- _Your goal_: Return each line of the records holding the string "phone".

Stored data
=======

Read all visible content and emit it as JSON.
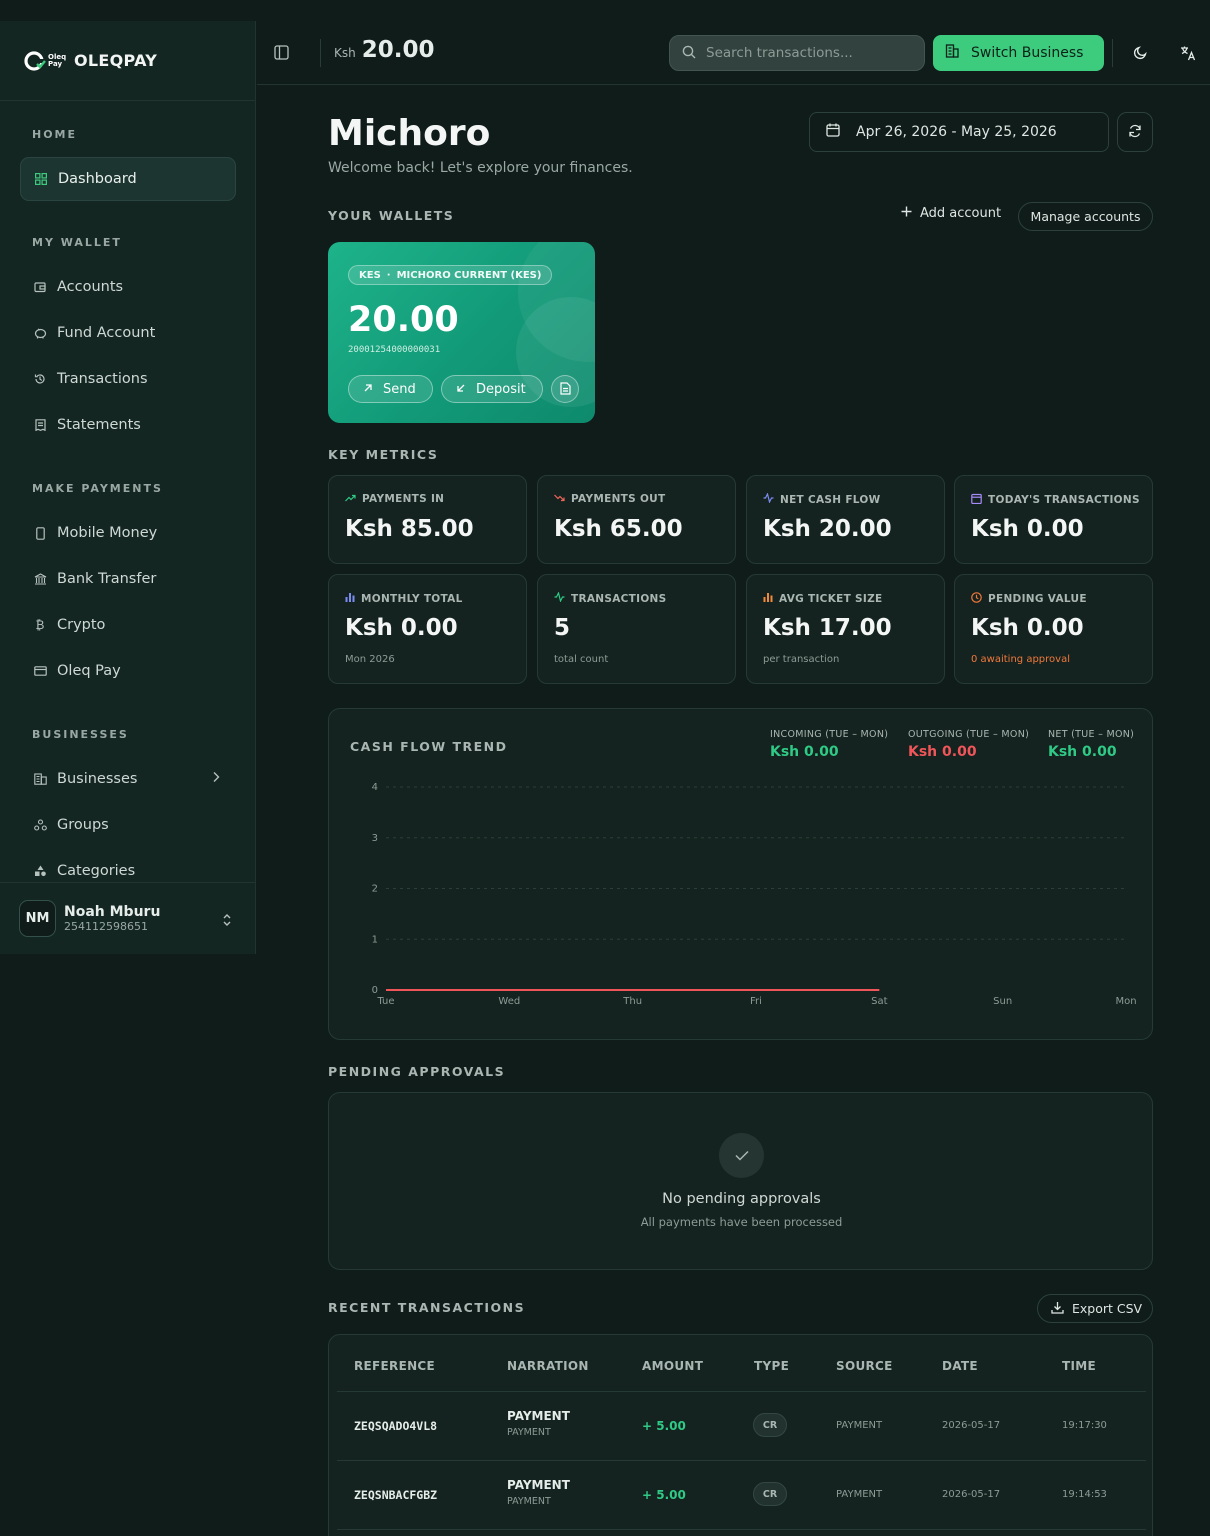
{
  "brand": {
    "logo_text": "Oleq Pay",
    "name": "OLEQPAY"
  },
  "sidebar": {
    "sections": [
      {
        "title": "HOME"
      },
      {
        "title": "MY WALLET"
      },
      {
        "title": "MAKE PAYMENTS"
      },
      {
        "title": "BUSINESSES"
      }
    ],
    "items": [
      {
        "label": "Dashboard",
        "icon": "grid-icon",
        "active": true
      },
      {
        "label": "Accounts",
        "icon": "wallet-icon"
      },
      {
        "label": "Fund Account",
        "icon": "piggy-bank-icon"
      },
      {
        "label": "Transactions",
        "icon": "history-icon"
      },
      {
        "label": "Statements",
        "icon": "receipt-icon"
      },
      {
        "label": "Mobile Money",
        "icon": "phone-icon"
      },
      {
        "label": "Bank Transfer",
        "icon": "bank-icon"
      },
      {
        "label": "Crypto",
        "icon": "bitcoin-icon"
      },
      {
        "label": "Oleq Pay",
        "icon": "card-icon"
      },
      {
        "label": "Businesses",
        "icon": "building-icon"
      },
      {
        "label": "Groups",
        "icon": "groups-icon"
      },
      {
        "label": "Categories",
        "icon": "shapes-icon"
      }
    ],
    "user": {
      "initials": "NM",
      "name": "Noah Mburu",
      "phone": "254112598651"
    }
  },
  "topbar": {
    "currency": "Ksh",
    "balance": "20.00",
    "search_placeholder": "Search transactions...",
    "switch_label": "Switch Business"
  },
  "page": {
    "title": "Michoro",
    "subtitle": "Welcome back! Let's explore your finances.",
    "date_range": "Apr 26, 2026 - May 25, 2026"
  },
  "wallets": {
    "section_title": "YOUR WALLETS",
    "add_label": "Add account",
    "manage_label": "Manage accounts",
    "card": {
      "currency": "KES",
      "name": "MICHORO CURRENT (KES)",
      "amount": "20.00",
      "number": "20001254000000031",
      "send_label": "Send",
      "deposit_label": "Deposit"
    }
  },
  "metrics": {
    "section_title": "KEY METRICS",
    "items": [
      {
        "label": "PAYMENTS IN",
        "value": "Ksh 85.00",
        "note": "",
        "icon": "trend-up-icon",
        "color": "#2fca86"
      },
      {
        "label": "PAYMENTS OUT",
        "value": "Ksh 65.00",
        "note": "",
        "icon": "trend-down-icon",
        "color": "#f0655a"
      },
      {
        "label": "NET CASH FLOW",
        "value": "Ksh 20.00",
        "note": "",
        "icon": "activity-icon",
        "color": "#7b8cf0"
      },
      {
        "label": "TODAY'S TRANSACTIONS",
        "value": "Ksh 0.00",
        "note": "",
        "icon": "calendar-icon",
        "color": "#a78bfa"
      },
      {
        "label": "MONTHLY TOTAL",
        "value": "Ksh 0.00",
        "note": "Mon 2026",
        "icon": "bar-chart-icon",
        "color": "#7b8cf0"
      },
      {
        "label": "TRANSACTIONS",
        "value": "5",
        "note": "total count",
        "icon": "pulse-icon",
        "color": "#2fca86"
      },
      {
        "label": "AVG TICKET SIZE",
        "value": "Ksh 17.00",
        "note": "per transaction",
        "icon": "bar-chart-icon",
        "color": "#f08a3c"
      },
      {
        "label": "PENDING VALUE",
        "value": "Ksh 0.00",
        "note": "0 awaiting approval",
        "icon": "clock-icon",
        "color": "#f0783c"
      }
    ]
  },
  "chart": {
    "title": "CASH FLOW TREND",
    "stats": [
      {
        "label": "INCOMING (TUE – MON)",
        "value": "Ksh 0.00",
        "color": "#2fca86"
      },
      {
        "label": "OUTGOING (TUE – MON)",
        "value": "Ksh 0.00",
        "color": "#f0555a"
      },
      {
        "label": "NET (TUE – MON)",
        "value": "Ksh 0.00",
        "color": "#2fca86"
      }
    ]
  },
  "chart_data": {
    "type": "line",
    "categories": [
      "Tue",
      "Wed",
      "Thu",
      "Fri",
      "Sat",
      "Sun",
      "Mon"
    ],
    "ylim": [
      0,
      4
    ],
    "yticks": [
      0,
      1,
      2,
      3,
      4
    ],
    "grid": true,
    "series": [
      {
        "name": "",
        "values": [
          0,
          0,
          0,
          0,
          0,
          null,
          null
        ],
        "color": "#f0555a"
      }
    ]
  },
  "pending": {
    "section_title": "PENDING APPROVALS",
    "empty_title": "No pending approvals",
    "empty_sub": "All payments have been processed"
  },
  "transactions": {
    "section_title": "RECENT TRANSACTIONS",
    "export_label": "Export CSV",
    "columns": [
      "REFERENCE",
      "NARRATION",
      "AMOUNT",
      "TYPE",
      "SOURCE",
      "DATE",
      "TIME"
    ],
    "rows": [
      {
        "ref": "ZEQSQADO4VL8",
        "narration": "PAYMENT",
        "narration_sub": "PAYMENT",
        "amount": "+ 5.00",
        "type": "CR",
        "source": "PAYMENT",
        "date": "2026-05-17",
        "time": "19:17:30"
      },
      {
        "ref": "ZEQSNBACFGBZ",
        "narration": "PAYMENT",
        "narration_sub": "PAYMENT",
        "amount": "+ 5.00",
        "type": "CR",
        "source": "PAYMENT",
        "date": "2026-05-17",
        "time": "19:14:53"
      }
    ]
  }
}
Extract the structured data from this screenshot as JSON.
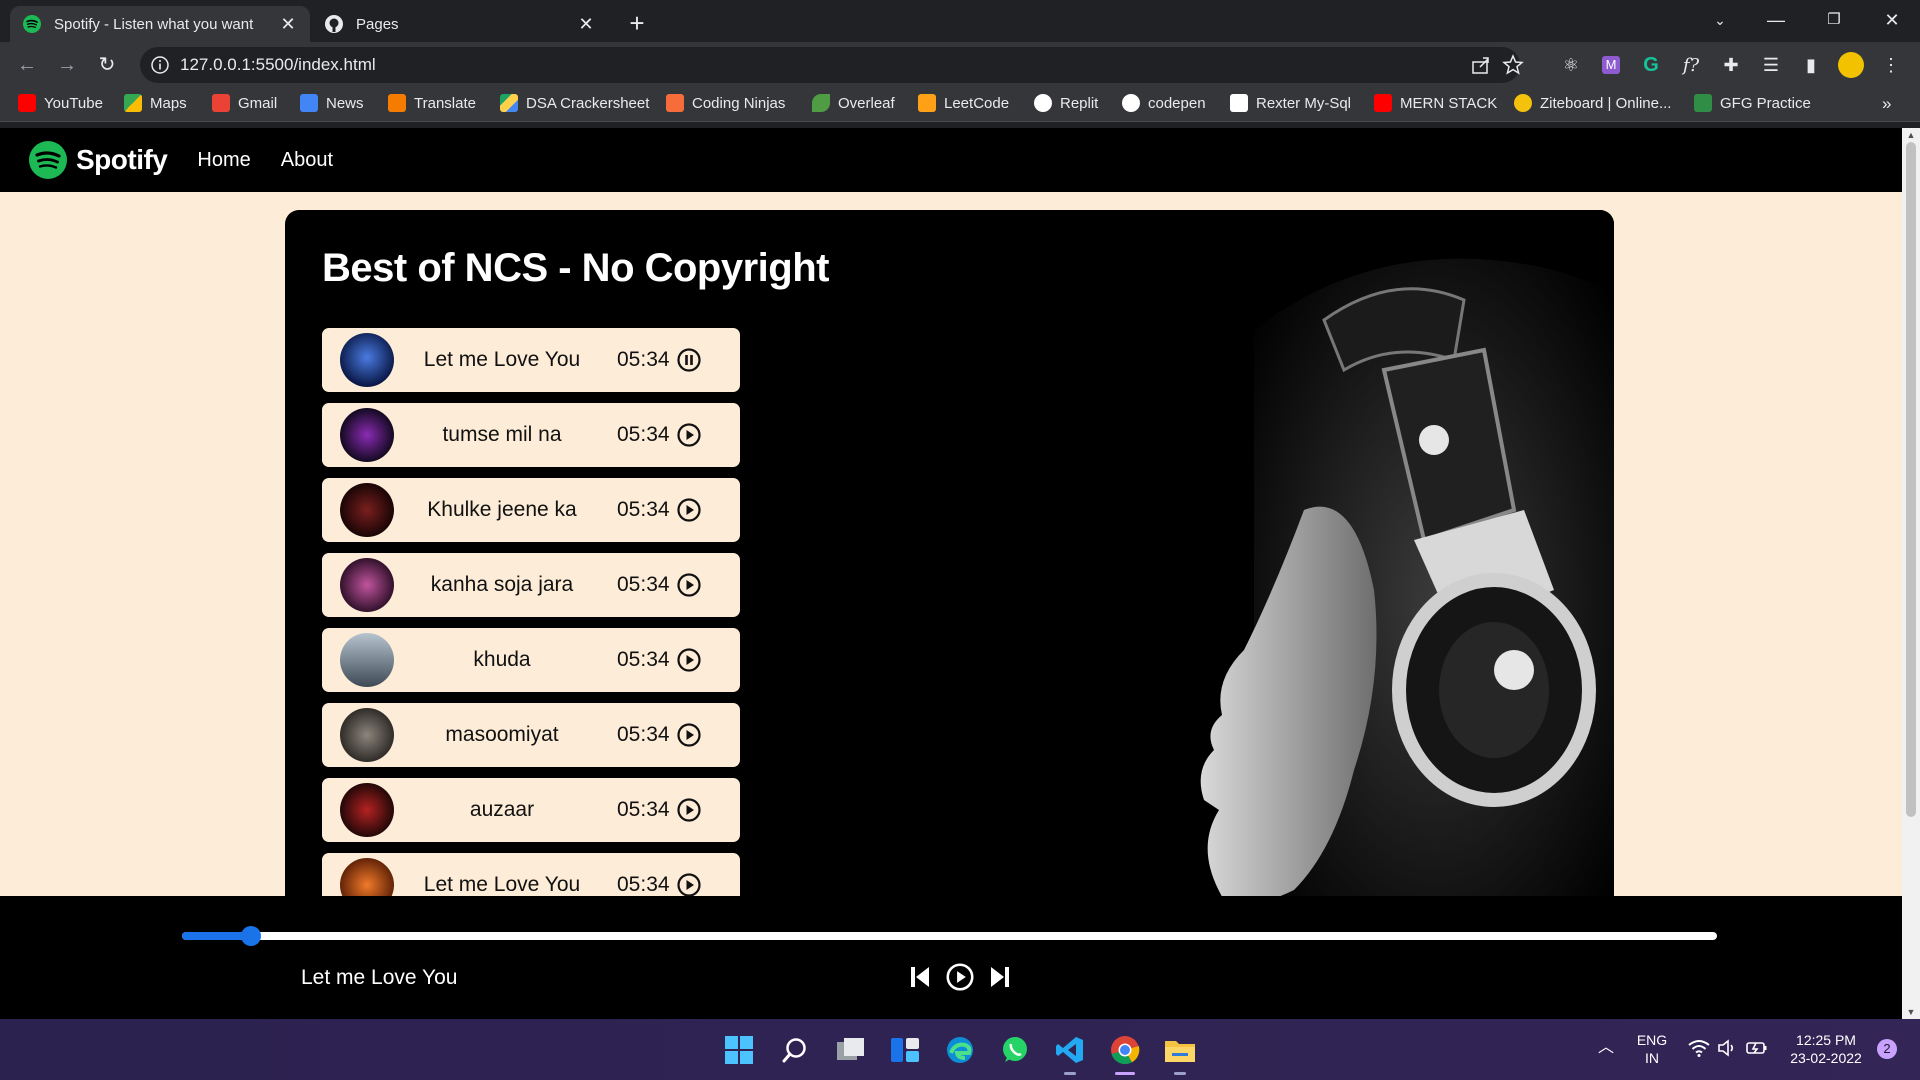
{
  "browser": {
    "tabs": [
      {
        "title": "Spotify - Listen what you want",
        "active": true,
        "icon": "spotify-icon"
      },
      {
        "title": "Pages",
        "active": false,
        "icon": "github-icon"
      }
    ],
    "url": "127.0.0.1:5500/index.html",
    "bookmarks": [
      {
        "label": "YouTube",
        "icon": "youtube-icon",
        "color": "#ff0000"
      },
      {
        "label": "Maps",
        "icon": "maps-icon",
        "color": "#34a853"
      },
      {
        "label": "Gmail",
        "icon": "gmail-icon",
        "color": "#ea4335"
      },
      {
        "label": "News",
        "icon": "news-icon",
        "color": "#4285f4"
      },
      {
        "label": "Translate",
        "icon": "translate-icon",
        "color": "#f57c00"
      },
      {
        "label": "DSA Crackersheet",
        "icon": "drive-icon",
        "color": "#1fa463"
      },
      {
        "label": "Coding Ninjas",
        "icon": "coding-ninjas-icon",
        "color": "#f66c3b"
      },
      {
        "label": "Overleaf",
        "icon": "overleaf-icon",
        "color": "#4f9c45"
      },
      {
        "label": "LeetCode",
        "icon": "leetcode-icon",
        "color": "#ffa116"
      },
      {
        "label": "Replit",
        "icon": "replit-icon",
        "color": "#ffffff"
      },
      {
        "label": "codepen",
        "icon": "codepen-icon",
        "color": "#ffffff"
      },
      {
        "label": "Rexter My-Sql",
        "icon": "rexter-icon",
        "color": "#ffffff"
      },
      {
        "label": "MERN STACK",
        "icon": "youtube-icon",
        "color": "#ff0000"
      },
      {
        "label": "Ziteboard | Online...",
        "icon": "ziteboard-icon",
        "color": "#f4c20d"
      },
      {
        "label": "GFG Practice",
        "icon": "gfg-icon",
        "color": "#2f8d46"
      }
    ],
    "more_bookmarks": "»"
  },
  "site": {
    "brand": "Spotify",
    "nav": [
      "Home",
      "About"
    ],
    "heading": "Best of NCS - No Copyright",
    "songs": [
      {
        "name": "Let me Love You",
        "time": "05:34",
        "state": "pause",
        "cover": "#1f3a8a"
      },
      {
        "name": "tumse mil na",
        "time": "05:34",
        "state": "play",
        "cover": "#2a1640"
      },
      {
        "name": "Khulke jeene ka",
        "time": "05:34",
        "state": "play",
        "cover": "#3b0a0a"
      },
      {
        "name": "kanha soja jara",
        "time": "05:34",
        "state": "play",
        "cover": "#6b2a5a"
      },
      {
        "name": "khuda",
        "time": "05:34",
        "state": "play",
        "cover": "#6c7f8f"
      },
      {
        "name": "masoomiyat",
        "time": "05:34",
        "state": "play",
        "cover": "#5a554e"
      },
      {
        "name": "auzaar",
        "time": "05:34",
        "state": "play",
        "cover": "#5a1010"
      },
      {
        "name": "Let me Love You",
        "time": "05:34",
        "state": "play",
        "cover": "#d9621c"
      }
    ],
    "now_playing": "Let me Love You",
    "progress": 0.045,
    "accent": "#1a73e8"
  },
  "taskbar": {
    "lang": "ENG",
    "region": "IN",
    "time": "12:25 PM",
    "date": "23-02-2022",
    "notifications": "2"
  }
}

=======

- _Result for this exercise_:
        "icon": "phone-icon"
      "phone": "254112598651"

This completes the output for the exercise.